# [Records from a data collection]
⁂

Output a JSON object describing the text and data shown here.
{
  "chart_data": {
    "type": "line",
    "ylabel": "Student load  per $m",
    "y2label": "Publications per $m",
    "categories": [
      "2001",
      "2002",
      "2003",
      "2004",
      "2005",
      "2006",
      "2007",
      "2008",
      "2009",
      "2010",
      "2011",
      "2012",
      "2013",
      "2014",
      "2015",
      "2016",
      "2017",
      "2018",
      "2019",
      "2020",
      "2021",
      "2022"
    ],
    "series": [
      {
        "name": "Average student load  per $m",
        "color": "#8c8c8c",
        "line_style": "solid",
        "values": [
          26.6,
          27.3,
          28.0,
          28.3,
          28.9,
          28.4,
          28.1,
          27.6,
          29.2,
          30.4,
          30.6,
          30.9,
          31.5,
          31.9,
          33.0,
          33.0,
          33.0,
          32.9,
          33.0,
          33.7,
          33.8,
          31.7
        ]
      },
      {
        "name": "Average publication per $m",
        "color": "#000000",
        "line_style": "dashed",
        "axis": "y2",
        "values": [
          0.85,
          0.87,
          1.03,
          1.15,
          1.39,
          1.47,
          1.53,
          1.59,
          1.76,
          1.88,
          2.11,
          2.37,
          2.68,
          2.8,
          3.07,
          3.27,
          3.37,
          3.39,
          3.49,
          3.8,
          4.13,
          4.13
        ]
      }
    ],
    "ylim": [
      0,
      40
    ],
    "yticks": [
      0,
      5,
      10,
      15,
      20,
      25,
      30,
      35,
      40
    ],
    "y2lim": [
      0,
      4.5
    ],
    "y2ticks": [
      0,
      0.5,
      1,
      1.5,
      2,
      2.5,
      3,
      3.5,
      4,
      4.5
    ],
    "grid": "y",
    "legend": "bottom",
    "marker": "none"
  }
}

⁂

# [Written problem]
Above are the records; retype every one exactly.

# [Answer to this problem]
Output a JSON object describing the text and data shown here.
{
  "chart_data": {
    "type": "line",
    "ylabel": "Student load  per $m",
    "y2label": "Publications per $m",
    "categories": [
      "2001",
      "2002",
      "2003",
      "2004",
      "2005",
      "2006",
      "2007",
      "2008",
      "2009",
      "2010",
      "2011",
      "2012",
      "2013",
      "2014",
      "2015",
      "2016",
      "2017",
      "2018",
      "2019",
      "2020",
      "2021",
      "2022"
    ],
    "series": [
      {
        "name": "Average student load  per $m",
        "color": "#8c8c8c",
        "line_style": "solid",
        "values": [
          26.6,
          27.3,
          28.0,
          28.3,
          28.9,
          28.4,
          28.1,
          27.6,
          29.2,
          30.4,
          30.6,
          30.9,
          31.5,
          31.9,
          33.0,
          33.0,
          33.0,
          32.9,
          33.0,
          33.7,
          33.8,
          31.7
        ]
      },
      {
        "name": "Average publication per $m",
        "color": "#000000",
        "line_style": "dashed",
        "axis": "y2",
        "values": [
          0.85,
          0.87,
          1.03,
          1.15,
          1.39,
          1.47,
          1.53,
          1.59,
          1.76,
          1.88,
          2.11,
          2.37,
          2.68,
          2.8,
          3.07,
          3.27,
          3.37,
          3.39,
          3.49,
          3.8,
          4.13,
          4.13
        ]
      }
    ],
    "ylim": [
      0,
      40
    ],
    "yticks": [
      0,
      5,
      10,
      15,
      20,
      25,
      30,
      35,
      40
    ],
    "y2lim": [
      0,
      4.5
    ],
    "y2ticks": [
      0,
      0.5,
      1,
      1.5,
      2,
      2.5,
      3,
      3.5,
      4,
      4.5
    ],
    "grid": "y",
    "legend": "bottom",
    "marker": "none"
  }
}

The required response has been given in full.